- _Objective_
Reproduce the entries word for word, and omit any picture you find in them.

- _Dataset extract_
* BEGIN *
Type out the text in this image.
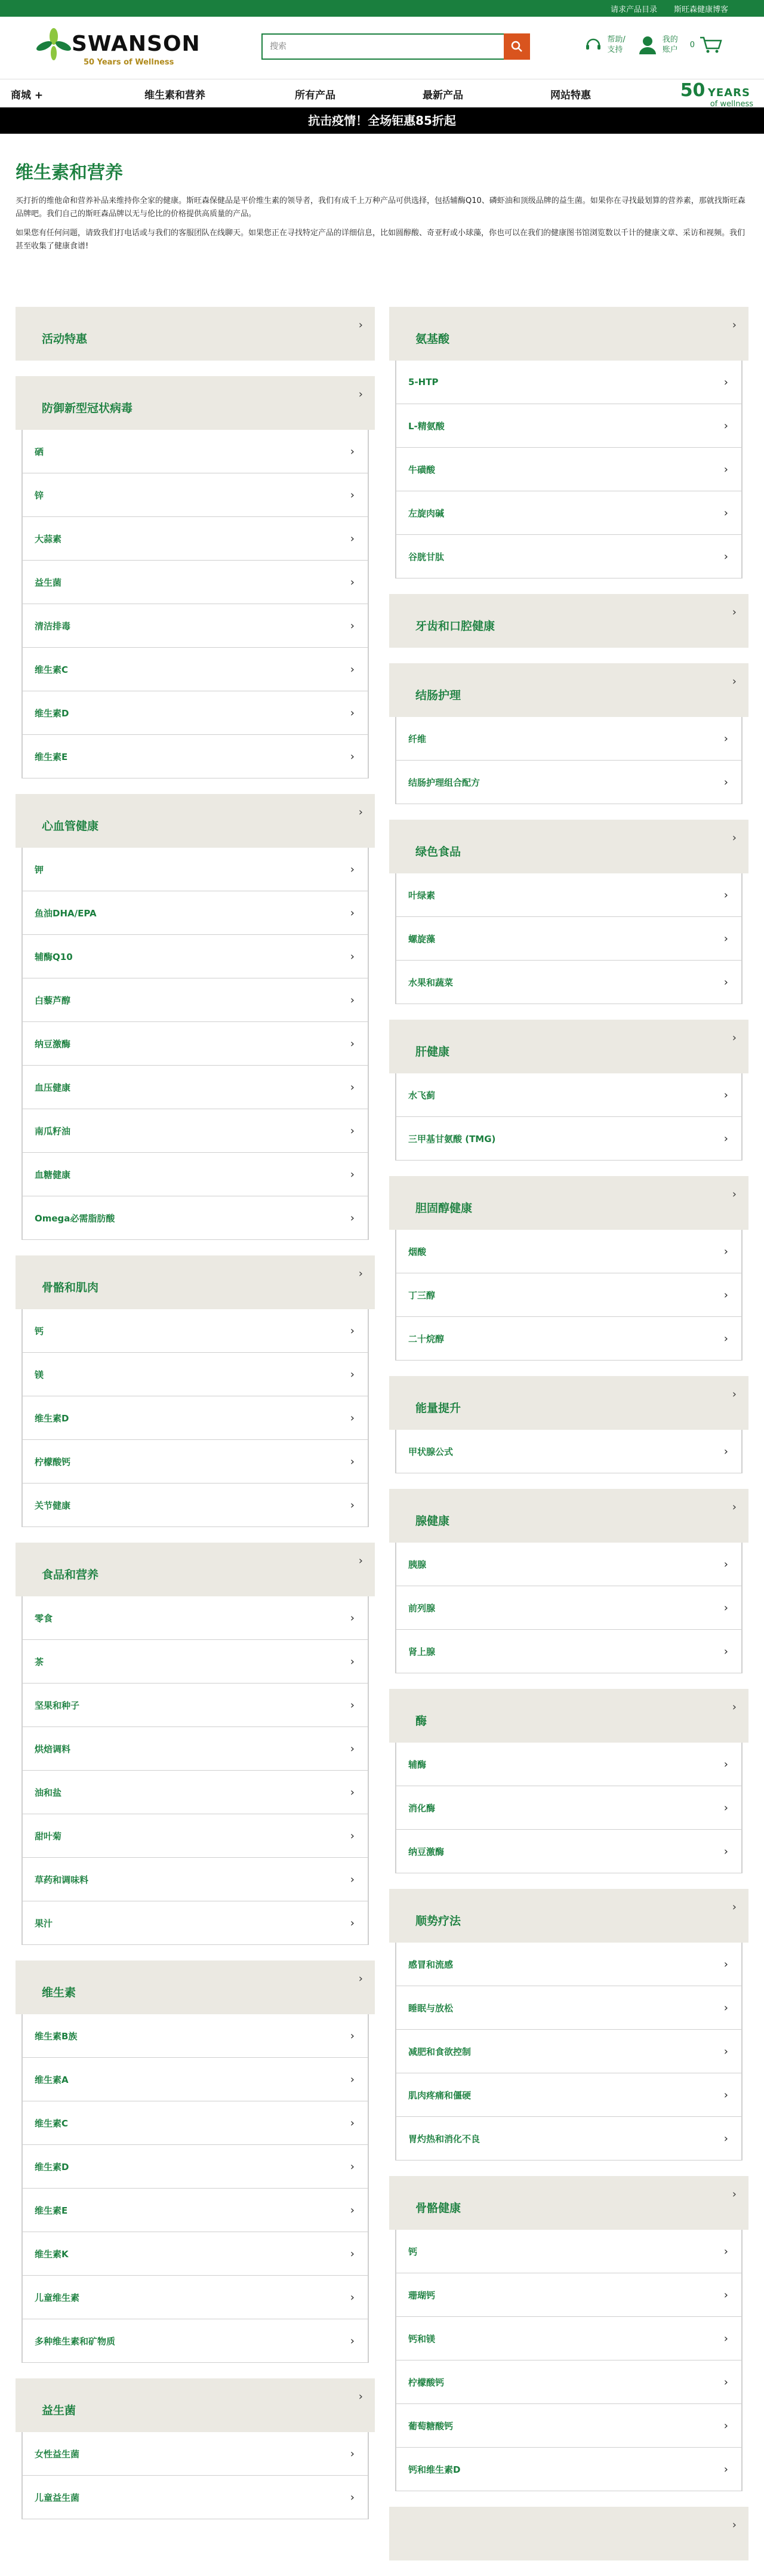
请求产品目录 斯旺森健康博客
SWANSON
50 Years of Wellness
搜索
帮助/
支持
我的
账户
0
商城 +	维生素和营养	所有产品	最新产品	网站特惠	50 YEARS
of wellness
抗击疫情！全场钜惠85折起
维生素和营养

买打折的维他命和营养补品来维持你全家的健康。斯旺森保健品是平价维生素的领导者，我们有成千上万种产品可供选择，包括辅酶Q10、磷虾油和顶级品牌的益生菌。如果你在寻找最划算的营养素，那就找斯旺森品牌吧。我们自己的斯旺森品牌以无与伦比的价格提供高质量的产品。

如果您有任何问题，请致我们打电话或与我们的客服团队在线聊天。如果您正在寻找特定产品的详细信息，比如圆醇酸、奇亚籽或小球藻，你也可以在我们的健康图书馆浏览数以千计的健康文章、采访和视频。我们甚至收集了健康食谱!

活动特惠
›
防御新型冠状病毒
›
硒	›
锌	›
大蒜素	›
益生菌	›
清洁排毒	›
维生素C	›
维生素D	›
维生素E	›
心血管健康
›
钾	›
鱼油DHA/EPA	›
辅酶Q10	›
白藜芦醇	›
纳豆激酶	›
血压健康	›
南瓜籽油	›
血糖健康	›
Omega必需脂肪酸	›
骨骼和肌肉
›
钙	›
镁	›
维生素D	›
柠檬酸钙	›
关节健康	›
食品和营养
›
零食	›
茶	›
坚果和种子	›
烘焙调料	›
油和盐	›
甜叶菊	›
草药和调味料	›
果汁	›
维生素
›
维生素B族	›
维生素A	›
维生素C	›
维生素D	›
维生素E	›
维生素K	›
儿童维生素	›
多种维生素和矿物质	›
益生菌
›
女性益生菌	›
儿童益生菌	›
氨基酸
›
5-HTP	›
L-精氨酸	›
牛磺酸	›
左旋肉碱	›
谷胱甘肽	›
牙齿和口腔健康
›
结肠护理
›
纤维	›
结肠护理组合配方	›
绿色食品
›
叶绿素	›
螺旋藻	›
水果和蔬菜	›
肝健康
›
水飞蓟	›
三甲基甘氨酸 (TMG)	›
胆固醇健康
›
烟酸	›
丁三醇	›
二十烷醇	›
能量提升
›
甲状腺公式	›
腺健康
›
胰腺	›
前列腺	›
肾上腺	›
酶
›
辅酶	›
消化酶	›
纳豆激酶	›
顺势疗法
›
感冒和流感	›
睡眠与放松	›
减肥和食欲控制	›
肌肉疼痛和僵硬	›
胃灼热和消化不良	›
骨骼健康
›
钙	›
珊瑚钙	›
钙和镁	›
柠檬酸钙	›
葡萄糖酸钙	›
钙和维生素D	›
›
* END *
- _Output for this exercise_
Type out the text in this image.
请求产品目录 斯旺森健康博客
SWANSON
50 Years of Wellness
搜索
帮助/
支持
我的
账户
0
商城 +	维生素和营养	所有产品	最新产品	网站特惠	50 YEARS
of wellness
抗击疫情！全场钜惠85折起
维生素和营养

买打折的维他命和营养补品来维持你全家的健康。斯旺森保健品是平价维生素的领导者，我们有成千上万种产品可供选择，包括辅酶Q10、磷虾油和顶级品牌的益生菌。如果你在寻找最划算的营养素，那就找斯旺森品牌吧。我们自己的斯旺森品牌以无与伦比的价格提供高质量的产品。

如果您有任何问题，请致我们打电话或与我们的客服团队在线聊天。如果您正在寻找特定产品的详细信息，比如圆醇酸、奇亚籽或小球藻，你也可以在我们的健康图书馆浏览数以千计的健康文章、采访和视频。我们甚至收集了健康食谱!

活动特惠
›
防御新型冠状病毒
›
硒	›
锌	›
大蒜素	›
益生菌	›
清洁排毒	›
维生素C	›
维生素D	›
维生素E	›
心血管健康
›
钾	›
鱼油DHA/EPA	›
辅酶Q10	›
白藜芦醇	›
纳豆激酶	›
血压健康	›
南瓜籽油	›
血糖健康	›
Omega必需脂肪酸	›
骨骼和肌肉
›
钙	›
镁	›
维生素D	›
柠檬酸钙	›
关节健康	›
食品和营养
›
零食	›
茶	›
坚果和种子	›
烘焙调料	›
油和盐	›
甜叶菊	›
草药和调味料	›
果汁	›
维生素
›
维生素B族	›
维生素A	›
维生素C	›
维生素D	›
维生素E	›
维生素K	›
儿童维生素	›
多种维生素和矿物质	›
益生菌
›
女性益生菌	›
儿童益生菌	›
氨基酸
›
5-HTP	›
L-精氨酸	›
牛磺酸	›
左旋肉碱	›
谷胱甘肽	›
牙齿和口腔健康
›
结肠护理
›
纤维	›
结肠护理组合配方	›
绿色食品
›
叶绿素	›
螺旋藻	›
水果和蔬菜	›
肝健康
›
水飞蓟	›
三甲基甘氨酸 (TMG)	›
胆固醇健康
›
烟酸	›
丁三醇	›
二十烷醇	›
能量提升
›
甲状腺公式	›
腺健康
›
胰腺	›
前列腺	›
肾上腺	›
酶
›
辅酶	›
消化酶	›
纳豆激酶	›
顺势疗法
›
感冒和流感	›
睡眠与放松	›
减肥和食欲控制	›
肌肉疼痛和僵硬	›
胃灼热和消化不良	›
骨骼健康
›
钙	›
珊瑚钙	›
钙和镁	›
柠檬酸钙	›
葡萄糖酸钙	›
钙和维生素D	›
›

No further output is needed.